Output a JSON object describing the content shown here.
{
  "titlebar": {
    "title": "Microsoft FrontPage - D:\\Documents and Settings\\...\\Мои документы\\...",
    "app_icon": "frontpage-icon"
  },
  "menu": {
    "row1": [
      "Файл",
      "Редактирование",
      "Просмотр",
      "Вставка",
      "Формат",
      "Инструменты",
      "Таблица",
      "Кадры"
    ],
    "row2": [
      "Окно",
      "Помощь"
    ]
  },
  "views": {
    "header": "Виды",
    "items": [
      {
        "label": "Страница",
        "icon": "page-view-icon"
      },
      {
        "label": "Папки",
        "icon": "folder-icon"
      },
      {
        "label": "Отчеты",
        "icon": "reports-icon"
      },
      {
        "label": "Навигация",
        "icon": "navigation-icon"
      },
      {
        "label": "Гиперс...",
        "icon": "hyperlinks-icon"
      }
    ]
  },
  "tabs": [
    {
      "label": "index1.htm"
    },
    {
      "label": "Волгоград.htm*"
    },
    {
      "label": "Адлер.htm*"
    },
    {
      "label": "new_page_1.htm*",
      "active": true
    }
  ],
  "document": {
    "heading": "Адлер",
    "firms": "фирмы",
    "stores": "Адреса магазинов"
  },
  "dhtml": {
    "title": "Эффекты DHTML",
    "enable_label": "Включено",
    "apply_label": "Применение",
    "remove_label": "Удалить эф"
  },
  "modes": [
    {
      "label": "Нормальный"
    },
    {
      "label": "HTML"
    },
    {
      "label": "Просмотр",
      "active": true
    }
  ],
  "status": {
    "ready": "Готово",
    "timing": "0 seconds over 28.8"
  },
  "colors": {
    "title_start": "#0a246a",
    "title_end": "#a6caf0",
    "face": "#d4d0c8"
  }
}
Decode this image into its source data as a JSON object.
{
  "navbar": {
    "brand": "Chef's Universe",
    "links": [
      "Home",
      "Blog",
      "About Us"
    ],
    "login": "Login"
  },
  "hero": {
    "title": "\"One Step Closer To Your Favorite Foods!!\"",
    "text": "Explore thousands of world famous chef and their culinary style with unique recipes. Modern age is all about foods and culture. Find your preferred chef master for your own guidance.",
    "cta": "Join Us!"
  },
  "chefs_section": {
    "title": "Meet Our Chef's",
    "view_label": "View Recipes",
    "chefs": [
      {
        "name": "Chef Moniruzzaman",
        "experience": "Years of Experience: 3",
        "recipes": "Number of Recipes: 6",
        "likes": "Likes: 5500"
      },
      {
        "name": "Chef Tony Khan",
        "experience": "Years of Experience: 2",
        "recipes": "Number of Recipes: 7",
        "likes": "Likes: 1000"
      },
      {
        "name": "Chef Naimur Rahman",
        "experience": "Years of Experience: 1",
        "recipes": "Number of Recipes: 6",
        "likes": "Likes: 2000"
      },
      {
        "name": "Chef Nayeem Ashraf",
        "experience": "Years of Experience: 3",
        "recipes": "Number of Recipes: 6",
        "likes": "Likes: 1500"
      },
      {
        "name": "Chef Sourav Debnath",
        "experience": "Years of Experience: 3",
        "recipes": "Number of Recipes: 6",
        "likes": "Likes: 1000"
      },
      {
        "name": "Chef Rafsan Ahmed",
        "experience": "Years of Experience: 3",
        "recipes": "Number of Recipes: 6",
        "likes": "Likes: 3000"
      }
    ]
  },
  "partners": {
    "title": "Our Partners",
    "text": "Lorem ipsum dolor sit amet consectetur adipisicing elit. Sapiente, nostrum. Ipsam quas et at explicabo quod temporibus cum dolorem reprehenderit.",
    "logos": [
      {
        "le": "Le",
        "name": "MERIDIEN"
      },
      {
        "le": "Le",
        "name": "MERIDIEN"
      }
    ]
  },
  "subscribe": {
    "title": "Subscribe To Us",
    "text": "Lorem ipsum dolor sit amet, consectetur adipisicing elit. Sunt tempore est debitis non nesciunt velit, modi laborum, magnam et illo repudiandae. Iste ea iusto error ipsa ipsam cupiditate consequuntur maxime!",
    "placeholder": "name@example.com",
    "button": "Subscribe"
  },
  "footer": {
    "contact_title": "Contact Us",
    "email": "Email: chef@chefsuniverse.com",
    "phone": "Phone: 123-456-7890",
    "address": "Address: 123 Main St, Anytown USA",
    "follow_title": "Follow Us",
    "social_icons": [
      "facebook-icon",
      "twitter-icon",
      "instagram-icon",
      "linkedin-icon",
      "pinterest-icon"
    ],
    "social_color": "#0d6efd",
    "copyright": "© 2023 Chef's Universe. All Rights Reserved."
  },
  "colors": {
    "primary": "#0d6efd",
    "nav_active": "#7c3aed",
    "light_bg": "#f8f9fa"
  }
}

**Work to be completed:** State the count of lines holding the string "ipsum" in the listing above, and nothing else.

**Result of the task:** 2